■ What needs to be done ■
Take the entries below and print all of them exactly, please.

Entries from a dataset

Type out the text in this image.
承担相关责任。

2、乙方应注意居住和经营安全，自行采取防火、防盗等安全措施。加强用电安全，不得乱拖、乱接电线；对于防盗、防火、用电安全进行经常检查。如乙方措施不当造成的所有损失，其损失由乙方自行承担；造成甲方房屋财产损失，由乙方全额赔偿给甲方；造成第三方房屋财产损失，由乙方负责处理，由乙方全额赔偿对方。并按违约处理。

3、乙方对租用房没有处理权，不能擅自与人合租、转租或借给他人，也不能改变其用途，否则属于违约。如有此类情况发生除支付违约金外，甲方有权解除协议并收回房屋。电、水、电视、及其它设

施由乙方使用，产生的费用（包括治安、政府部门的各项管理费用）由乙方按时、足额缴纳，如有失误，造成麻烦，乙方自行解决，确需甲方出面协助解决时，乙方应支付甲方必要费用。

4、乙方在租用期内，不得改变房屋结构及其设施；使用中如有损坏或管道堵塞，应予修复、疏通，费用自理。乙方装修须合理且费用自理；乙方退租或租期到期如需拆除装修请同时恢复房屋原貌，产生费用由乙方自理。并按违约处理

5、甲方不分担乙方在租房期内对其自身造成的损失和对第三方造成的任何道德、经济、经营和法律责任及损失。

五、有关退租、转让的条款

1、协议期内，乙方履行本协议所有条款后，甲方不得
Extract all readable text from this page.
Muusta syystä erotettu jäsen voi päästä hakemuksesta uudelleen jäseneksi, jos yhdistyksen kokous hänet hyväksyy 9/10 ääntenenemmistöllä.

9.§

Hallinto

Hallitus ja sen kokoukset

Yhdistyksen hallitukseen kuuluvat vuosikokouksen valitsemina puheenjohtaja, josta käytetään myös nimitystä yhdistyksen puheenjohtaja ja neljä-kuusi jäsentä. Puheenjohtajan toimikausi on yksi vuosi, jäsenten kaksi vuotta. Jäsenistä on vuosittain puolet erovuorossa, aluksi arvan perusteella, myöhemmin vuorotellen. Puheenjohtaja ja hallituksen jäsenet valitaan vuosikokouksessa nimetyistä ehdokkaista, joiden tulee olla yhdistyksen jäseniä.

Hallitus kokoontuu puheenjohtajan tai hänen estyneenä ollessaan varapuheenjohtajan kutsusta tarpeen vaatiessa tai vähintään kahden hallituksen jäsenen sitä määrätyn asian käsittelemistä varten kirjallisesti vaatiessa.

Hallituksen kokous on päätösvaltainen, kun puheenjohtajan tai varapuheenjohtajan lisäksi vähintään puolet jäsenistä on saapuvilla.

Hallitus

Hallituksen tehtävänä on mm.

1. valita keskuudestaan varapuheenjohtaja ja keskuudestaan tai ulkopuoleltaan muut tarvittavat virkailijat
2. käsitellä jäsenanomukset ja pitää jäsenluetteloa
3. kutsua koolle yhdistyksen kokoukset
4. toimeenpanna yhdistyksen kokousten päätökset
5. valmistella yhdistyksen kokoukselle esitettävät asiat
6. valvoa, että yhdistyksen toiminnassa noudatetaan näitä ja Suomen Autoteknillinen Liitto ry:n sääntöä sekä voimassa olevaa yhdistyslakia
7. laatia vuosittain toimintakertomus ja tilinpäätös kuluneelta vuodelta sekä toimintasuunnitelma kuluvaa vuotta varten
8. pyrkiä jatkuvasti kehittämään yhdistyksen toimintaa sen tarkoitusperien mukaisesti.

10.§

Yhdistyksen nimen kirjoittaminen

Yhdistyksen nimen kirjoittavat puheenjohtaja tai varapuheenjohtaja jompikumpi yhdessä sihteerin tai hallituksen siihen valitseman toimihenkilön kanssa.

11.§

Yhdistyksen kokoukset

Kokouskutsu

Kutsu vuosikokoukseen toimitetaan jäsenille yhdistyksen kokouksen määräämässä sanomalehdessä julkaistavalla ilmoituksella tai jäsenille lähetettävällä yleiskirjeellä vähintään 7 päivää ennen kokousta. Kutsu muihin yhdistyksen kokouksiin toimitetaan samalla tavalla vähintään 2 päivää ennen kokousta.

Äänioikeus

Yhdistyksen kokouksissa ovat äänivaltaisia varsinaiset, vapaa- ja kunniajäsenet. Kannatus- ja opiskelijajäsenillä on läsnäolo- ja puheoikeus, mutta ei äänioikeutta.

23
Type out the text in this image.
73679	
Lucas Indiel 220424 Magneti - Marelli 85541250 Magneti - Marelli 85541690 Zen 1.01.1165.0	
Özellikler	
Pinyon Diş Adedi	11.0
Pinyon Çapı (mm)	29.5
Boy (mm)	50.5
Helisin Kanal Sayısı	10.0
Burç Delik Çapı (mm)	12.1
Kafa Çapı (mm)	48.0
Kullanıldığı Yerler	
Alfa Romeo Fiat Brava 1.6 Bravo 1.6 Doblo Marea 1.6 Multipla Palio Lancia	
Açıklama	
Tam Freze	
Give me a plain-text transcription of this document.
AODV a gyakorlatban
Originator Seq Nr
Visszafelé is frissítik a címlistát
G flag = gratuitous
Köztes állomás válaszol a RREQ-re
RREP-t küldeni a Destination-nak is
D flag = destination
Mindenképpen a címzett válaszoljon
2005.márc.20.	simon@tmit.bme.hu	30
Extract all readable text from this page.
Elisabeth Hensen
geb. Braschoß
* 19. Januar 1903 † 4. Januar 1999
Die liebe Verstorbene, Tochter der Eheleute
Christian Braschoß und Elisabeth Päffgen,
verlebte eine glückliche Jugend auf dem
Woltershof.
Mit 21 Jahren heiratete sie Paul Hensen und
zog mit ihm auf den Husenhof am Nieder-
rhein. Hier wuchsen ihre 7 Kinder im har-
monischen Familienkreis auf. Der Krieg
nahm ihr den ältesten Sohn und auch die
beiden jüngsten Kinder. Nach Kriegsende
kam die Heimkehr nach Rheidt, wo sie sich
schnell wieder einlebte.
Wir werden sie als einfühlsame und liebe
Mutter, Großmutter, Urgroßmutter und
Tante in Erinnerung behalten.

■ Task solution ■
Type out the text in this image.
承担相关责任。

2、乙方应注意居住和经营安全，自行采取防火、防盗等安全措施。加强用电安全，不得乱拖、乱接电线；对于防盗、防火、用电安全进行经常检查。如乙方措施不当造成的所有损失，其损失由乙方自行承担；造成甲方房屋财产损失，由乙方全额赔偿给甲方；造成第三方房屋财产损失，由乙方负责处理，由乙方全额赔偿对方。并按违约处理。

3、乙方对租用房没有处理权，不能擅自与人合租、转租或借给他人，也不能改变其用途，否则属于违约。如有此类情况发生除支付违约金外，甲方有权解除协议并收回房屋。电、水、电视、及其它设

施由乙方使用，产生的费用（包括治安、政府部门的各项管理费用）由乙方按时、足额缴纳，如有失误，造成麻烦，乙方自行解决，确需甲方出面协助解决时，乙方应支付甲方必要费用。

4、乙方在租用期内，不得改变房屋结构及其设施；使用中如有损坏或管道堵塞，应予修复、疏通，费用自理。乙方装修须合理且费用自理；乙方退租或租期到期如需拆除装修请同时恢复房屋原貌，产生费用由乙方自理。并按违约处理

5、甲方不分担乙方在租房期内对其自身造成的损失和对第三方造成的任何道德、经济、经营和法律责任及损失。

五、有关退租、转让的条款

1、协议期内，乙方履行本协议所有条款后，甲方不得
Extract all readable text from this page.
Muusta syystä erotettu jäsen voi päästä hakemuksesta uudelleen jäseneksi, jos yhdistyksen kokous hänet hyväksyy 9/10 ääntenenemmistöllä.

9.§

Hallinto

Hallitus ja sen kokoukset

Yhdistyksen hallitukseen kuuluvat vuosikokouksen valitsemina puheenjohtaja, josta käytetään myös nimitystä yhdistyksen puheenjohtaja ja neljä-kuusi jäsentä. Puheenjohtajan toimikausi on yksi vuosi, jäsenten kaksi vuotta. Jäsenistä on vuosittain puolet erovuorossa, aluksi arvan perusteella, myöhemmin vuorotellen. Puheenjohtaja ja hallituksen jäsenet valitaan vuosikokouksessa nimetyistä ehdokkaista, joiden tulee olla yhdistyksen jäseniä.

Hallitus kokoontuu puheenjohtajan tai hänen estyneenä ollessaan varapuheenjohtajan kutsusta tarpeen vaatiessa tai vähintään kahden hallituksen jäsenen sitä määrätyn asian käsittelemistä varten kirjallisesti vaatiessa.

Hallituksen kokous on päätösvaltainen, kun puheenjohtajan tai varapuheenjohtajan lisäksi vähintään puolet jäsenistä on saapuvilla.

Hallitus

Hallituksen tehtävänä on mm.

1. valita keskuudestaan varapuheenjohtaja ja keskuudestaan tai ulkopuoleltaan muut tarvittavat virkailijat
2. käsitellä jäsenanomukset ja pitää jäsenluetteloa
3. kutsua koolle yhdistyksen kokoukset
4. toimeenpanna yhdistyksen kokousten päätökset
5. valmistella yhdistyksen kokoukselle esitettävät asiat
6. valvoa, että yhdistyksen toiminnassa noudatetaan näitä ja Suomen Autoteknillinen Liitto ry:n sääntöä sekä voimassa olevaa yhdistyslakia
7. laatia vuosittain toimintakertomus ja tilinpäätös kuluneelta vuodelta sekä toimintasuunnitelma kuluvaa vuotta varten
8. pyrkiä jatkuvasti kehittämään yhdistyksen toimintaa sen tarkoitusperien mukaisesti.

10.§

Yhdistyksen nimen kirjoittaminen

Yhdistyksen nimen kirjoittavat puheenjohtaja tai varapuheenjohtaja jompikumpi yhdessä sihteerin tai hallituksen siihen valitseman toimihenkilön kanssa.

11.§

Yhdistyksen kokoukset

Kokouskutsu

Kutsu vuosikokoukseen toimitetaan jäsenille yhdistyksen kokouksen määräämässä sanomalehdessä julkaistavalla ilmoituksella tai jäsenille lähetettävällä yleiskirjeellä vähintään 7 päivää ennen kokousta. Kutsu muihin yhdistyksen kokouksiin toimitetaan samalla tavalla vähintään 2 päivää ennen kokousta.

Äänioikeus

Yhdistyksen kokouksissa ovat äänivaltaisia varsinaiset, vapaa- ja kunniajäsenet. Kannatus- ja opiskelijajäsenillä on läsnäolo- ja puheoikeus, mutta ei äänioikeutta.

23
Type out the text in this image.
73679	
Lucas Indiel 220424 Magneti - Marelli 85541250 Magneti - Marelli 85541690 Zen 1.01.1165.0	
Özellikler	
Pinyon Diş Adedi	11.0
Pinyon Çapı (mm)	29.5
Boy (mm)	50.5
Helisin Kanal Sayısı	10.0
Burç Delik Çapı (mm)	12.1
Kafa Çapı (mm)	48.0
Kullanıldığı Yerler	
Alfa Romeo Fiat Brava 1.6 Bravo 1.6 Doblo Marea 1.6 Multipla Palio Lancia	
Açıklama	
Tam Freze	
Give me a plain-text transcription of this document.
AODV a gyakorlatban
Originator Seq Nr
Visszafelé is frissítik a címlistát
G flag = gratuitous
Köztes állomás válaszol a RREQ-re
RREP-t küldeni a Destination-nak is
D flag = destination
Mindenképpen a címzett válaszoljon
2005.márc.20.	simon@tmit.bme.hu	30
Extract all readable text from this page.
Elisabeth Hensen
geb. Braschoß
* 19. Januar 1903 † 4. Januar 1999
Die liebe Verstorbene, Tochter der Eheleute
Christian Braschoß und Elisabeth Päffgen,
verlebte eine glückliche Jugend auf dem
Woltershof.
Mit 21 Jahren heiratete sie Paul Hensen und
zog mit ihm auf den Husenhof am Nieder-
rhein. Hier wuchsen ihre 7 Kinder im har-
monischen Familienkreis auf. Der Krieg
nahm ihr den ältesten Sohn und auch die
beiden jüngsten Kinder. Nach Kriegsende
kam die Heimkehr nach Rheidt, wo sie sich
schnell wieder einlebte.
Wir werden sie als einfühlsame und liebe
Mutter, Großmutter, Urgroßmutter und
Tante in Erinnerung behalten.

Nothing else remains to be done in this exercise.